## TASK TO COMPLETE
From the entries below, copy every line holding the word "JSON".

-- START INPUT RECORDS --

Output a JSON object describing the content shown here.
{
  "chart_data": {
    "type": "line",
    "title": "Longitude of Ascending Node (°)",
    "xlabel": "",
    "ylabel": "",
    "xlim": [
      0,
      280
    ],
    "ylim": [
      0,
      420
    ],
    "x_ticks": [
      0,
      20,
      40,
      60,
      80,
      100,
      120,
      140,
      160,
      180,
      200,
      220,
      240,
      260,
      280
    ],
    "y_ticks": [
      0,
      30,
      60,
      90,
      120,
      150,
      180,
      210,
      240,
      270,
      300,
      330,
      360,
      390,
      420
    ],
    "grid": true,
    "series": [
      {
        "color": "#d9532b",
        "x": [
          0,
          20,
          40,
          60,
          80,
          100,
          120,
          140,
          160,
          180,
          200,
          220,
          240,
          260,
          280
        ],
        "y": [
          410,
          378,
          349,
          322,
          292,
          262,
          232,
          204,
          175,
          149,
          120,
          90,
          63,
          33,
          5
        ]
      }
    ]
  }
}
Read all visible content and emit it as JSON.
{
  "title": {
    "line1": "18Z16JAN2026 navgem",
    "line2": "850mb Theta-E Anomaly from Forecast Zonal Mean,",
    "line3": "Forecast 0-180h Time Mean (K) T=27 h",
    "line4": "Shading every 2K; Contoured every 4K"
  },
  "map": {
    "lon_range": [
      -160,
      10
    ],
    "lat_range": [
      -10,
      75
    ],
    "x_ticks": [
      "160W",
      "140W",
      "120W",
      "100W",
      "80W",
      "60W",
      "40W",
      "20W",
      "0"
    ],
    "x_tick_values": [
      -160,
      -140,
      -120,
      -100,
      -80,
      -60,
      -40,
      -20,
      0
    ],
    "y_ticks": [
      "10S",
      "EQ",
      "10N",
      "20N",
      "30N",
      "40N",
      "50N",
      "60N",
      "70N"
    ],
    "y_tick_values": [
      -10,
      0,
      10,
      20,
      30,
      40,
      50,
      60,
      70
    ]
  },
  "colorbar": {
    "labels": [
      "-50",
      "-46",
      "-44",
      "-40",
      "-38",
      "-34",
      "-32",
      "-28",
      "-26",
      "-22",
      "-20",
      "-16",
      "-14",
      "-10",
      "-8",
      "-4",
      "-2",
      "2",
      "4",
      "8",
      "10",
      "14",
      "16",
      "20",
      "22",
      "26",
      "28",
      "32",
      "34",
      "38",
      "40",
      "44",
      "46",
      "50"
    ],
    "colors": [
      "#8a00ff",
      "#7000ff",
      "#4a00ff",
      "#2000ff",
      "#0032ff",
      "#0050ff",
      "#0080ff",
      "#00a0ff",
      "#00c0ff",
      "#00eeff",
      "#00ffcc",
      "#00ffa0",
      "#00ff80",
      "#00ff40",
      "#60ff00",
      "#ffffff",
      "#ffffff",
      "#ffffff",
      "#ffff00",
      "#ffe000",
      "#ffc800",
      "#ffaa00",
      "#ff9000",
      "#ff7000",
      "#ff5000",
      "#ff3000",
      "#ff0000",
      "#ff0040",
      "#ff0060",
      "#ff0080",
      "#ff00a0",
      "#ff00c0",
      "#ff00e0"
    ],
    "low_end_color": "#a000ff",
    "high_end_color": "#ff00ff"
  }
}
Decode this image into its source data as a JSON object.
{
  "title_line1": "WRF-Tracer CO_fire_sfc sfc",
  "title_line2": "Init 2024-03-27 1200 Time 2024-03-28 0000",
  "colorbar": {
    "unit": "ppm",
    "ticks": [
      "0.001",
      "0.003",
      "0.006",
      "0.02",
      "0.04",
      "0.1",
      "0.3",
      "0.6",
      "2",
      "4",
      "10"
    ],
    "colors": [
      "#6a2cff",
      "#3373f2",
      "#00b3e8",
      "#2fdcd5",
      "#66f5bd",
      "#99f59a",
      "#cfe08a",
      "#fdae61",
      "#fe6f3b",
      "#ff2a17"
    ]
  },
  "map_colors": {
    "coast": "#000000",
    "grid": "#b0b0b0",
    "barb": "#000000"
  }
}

-- END INPUT RECORDS --

## RESULT
Output a JSON object describing the content shown here.
Read all visible content and emit it as JSON.
Decode this image into its source data as a JSON object.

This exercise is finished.